▶ **STATED TASK**
Copy the following data line for line, without changing anything.

▶ **THE INPUT**
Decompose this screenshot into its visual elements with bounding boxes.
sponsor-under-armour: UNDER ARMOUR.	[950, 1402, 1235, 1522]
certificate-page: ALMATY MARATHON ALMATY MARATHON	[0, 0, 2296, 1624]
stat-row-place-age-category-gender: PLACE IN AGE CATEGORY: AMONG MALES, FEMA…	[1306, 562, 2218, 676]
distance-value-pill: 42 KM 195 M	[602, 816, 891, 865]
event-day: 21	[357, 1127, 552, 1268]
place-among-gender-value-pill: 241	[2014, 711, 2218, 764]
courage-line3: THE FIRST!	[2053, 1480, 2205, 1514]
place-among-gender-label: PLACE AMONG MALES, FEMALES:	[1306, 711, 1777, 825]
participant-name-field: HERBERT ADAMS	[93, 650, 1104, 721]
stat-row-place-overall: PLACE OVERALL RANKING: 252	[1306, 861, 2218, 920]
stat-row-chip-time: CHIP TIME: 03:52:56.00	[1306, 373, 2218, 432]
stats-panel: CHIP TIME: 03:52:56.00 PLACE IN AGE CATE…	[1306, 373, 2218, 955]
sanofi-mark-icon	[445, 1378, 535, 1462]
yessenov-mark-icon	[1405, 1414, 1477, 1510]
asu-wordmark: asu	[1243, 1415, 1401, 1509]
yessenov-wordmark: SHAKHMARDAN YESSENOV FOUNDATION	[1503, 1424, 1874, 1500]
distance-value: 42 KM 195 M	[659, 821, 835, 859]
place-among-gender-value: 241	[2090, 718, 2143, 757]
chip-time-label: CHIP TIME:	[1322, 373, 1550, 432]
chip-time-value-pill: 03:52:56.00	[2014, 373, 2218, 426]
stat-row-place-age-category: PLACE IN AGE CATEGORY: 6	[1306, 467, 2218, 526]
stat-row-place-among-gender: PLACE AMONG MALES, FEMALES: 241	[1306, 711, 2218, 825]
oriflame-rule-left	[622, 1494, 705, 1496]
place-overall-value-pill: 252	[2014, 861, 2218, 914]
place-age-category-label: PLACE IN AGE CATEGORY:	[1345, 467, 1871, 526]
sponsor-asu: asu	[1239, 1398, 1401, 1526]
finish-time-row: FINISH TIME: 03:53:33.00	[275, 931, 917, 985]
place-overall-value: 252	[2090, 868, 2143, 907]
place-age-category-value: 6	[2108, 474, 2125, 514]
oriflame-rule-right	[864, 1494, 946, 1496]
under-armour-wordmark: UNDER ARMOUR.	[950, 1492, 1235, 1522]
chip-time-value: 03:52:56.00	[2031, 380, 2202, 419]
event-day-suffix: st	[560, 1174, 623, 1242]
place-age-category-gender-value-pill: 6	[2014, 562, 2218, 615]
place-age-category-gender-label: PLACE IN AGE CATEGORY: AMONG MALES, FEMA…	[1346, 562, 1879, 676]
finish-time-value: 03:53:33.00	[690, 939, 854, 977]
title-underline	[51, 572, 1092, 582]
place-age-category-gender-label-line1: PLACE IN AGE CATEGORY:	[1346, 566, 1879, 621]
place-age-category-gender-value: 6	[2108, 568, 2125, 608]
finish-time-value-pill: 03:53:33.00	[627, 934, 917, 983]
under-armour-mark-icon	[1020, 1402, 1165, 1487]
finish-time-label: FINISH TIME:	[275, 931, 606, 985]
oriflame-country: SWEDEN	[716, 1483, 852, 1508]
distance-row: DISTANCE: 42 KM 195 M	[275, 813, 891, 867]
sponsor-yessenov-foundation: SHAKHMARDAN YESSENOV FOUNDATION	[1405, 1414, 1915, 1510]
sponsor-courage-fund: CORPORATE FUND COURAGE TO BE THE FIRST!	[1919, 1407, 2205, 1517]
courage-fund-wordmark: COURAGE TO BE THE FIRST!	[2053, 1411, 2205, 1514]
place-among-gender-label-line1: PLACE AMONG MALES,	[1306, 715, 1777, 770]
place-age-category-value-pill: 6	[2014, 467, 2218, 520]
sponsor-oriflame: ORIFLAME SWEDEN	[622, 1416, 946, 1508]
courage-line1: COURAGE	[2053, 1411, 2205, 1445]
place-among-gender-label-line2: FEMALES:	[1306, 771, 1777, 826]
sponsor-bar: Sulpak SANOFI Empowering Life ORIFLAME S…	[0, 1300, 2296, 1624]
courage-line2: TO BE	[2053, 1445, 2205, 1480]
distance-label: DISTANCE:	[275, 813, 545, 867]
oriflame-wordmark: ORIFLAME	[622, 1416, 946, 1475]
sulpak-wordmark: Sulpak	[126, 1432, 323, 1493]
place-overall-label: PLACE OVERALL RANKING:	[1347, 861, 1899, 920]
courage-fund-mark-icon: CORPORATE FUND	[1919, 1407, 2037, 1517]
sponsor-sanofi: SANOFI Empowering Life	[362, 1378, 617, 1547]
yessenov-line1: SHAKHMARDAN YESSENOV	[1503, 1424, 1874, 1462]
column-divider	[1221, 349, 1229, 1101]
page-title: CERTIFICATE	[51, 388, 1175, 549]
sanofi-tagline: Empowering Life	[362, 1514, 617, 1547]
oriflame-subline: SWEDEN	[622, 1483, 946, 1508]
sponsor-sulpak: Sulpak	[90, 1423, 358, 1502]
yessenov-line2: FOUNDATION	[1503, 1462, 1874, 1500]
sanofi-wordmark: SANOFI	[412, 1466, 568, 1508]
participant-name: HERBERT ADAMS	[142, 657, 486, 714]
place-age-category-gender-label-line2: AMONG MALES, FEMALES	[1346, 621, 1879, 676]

▶ **EXERCISE SOLUTION**
Decompose this screenshot into its visual elements with bounding boxes.
sponsor-under-armour: UNDER ARMOUR.	[950, 1402, 1235, 1522]
certificate-page: ALMATY MARATHON ALMATY MARATHON	[0, 0, 2296, 1624]
stat-row-place-age-category-gender: PLACE IN AGE CATEGORY: AMONG MALES, FEMA…	[1306, 562, 2218, 676]
distance-value-pill: 42 KM 195 M	[602, 816, 891, 865]
event-day: 21	[357, 1127, 552, 1268]
place-among-gender-value-pill: 241	[2014, 711, 2218, 764]
courage-line3: THE FIRST!	[2053, 1480, 2205, 1514]
place-among-gender-label: PLACE AMONG MALES, FEMALES:	[1306, 711, 1777, 825]
participant-name-field: HERBERT ADAMS	[93, 650, 1104, 721]
stat-row-place-overall: PLACE OVERALL RANKING: 252	[1306, 861, 2218, 920]
stat-row-chip-time: CHIP TIME: 03:52:56.00	[1306, 373, 2218, 432]
stats-panel: CHIP TIME: 03:52:56.00 PLACE IN AGE CATE…	[1306, 373, 2218, 955]
sanofi-mark-icon	[445, 1378, 535, 1462]
yessenov-mark-icon	[1405, 1414, 1477, 1510]
asu-wordmark: asu	[1243, 1415, 1401, 1509]
yessenov-wordmark: SHAKHMARDAN YESSENOV FOUNDATION	[1503, 1424, 1874, 1500]
distance-value: 42 KM 195 M	[659, 821, 835, 859]
place-among-gender-value: 241	[2090, 718, 2143, 757]
chip-time-label: CHIP TIME:	[1322, 373, 1550, 432]
chip-time-value-pill: 03:52:56.00	[2014, 373, 2218, 426]
stat-row-place-age-category: PLACE IN AGE CATEGORY: 6	[1306, 467, 2218, 526]
stat-row-place-among-gender: PLACE AMONG MALES, FEMALES: 241	[1306, 711, 2218, 825]
oriflame-rule-left	[622, 1494, 705, 1496]
place-overall-value-pill: 252	[2014, 861, 2218, 914]
place-age-category-label: PLACE IN AGE CATEGORY:	[1345, 467, 1871, 526]
sponsor-asu: asu	[1239, 1398, 1401, 1526]
finish-time-row: FINISH TIME: 03:53:33.00	[275, 931, 917, 985]
place-overall-value: 252	[2090, 868, 2143, 907]
place-age-category-value: 6	[2108, 474, 2125, 514]
oriflame-rule-right	[864, 1494, 946, 1496]
under-armour-wordmark: UNDER ARMOUR.	[950, 1492, 1235, 1522]
chip-time-value: 03:52:56.00	[2031, 380, 2202, 419]
event-day-suffix: st	[560, 1174, 623, 1242]
place-age-category-gender-value-pill: 6	[2014, 562, 2218, 615]
place-age-category-gender-label: PLACE IN AGE CATEGORY: AMONG MALES, FEMA…	[1346, 562, 1879, 676]
finish-time-value: 03:53:33.00	[690, 939, 854, 977]
title-underline	[51, 572, 1092, 582]
place-age-category-gender-label-line1: PLACE IN AGE CATEGORY:	[1346, 566, 1879, 621]
place-age-category-gender-value: 6	[2108, 568, 2125, 608]
finish-time-value-pill: 03:53:33.00	[627, 934, 917, 983]
under-armour-mark-icon	[1020, 1402, 1165, 1487]
finish-time-label: FINISH TIME:	[275, 931, 606, 985]
oriflame-country: SWEDEN	[716, 1483, 852, 1508]
distance-row: DISTANCE: 42 KM 195 M	[275, 813, 891, 867]
sponsor-yessenov-foundation: SHAKHMARDAN YESSENOV FOUNDATION	[1405, 1414, 1915, 1510]
sponsor-courage-fund: CORPORATE FUND COURAGE TO BE THE FIRST!	[1919, 1407, 2205, 1517]
courage-fund-wordmark: COURAGE TO BE THE FIRST!	[2053, 1411, 2205, 1514]
place-among-gender-label-line1: PLACE AMONG MALES,	[1306, 715, 1777, 770]
place-age-category-value-pill: 6	[2014, 467, 2218, 520]
sponsor-oriflame: ORIFLAME SWEDEN	[622, 1416, 946, 1508]
courage-line1: COURAGE	[2053, 1411, 2205, 1445]
place-among-gender-label-line2: FEMALES:	[1306, 771, 1777, 826]
sponsor-bar: Sulpak SANOFI Empowering Life ORIFLAME S…	[0, 1300, 2296, 1624]
courage-line2: TO BE	[2053, 1445, 2205, 1480]
distance-label: DISTANCE:	[275, 813, 545, 867]
oriflame-wordmark: ORIFLAME	[622, 1416, 946, 1475]
sulpak-wordmark: Sulpak	[126, 1432, 323, 1493]
place-overall-label: PLACE OVERALL RANKING:	[1347, 861, 1899, 920]
courage-fund-mark-icon: CORPORATE FUND	[1919, 1407, 2037, 1517]
sponsor-sanofi: SANOFI Empowering Life	[362, 1378, 617, 1547]
yessenov-line1: SHAKHMARDAN YESSENOV	[1503, 1424, 1874, 1462]
column-divider	[1221, 349, 1229, 1101]
page-title: CERTIFICATE	[51, 388, 1175, 549]
sanofi-tagline: Empowering Life	[362, 1514, 617, 1547]
oriflame-subline: SWEDEN	[622, 1483, 946, 1508]
sponsor-sulpak: Sulpak	[90, 1423, 358, 1502]
yessenov-line2: FOUNDATION	[1503, 1462, 1874, 1500]
sanofi-wordmark: SANOFI	[412, 1466, 568, 1508]
participant-name: HERBERT ADAMS	[142, 657, 486, 714]
place-age-category-gender-label-line2: AMONG MALES, FEMALES	[1346, 621, 1879, 676]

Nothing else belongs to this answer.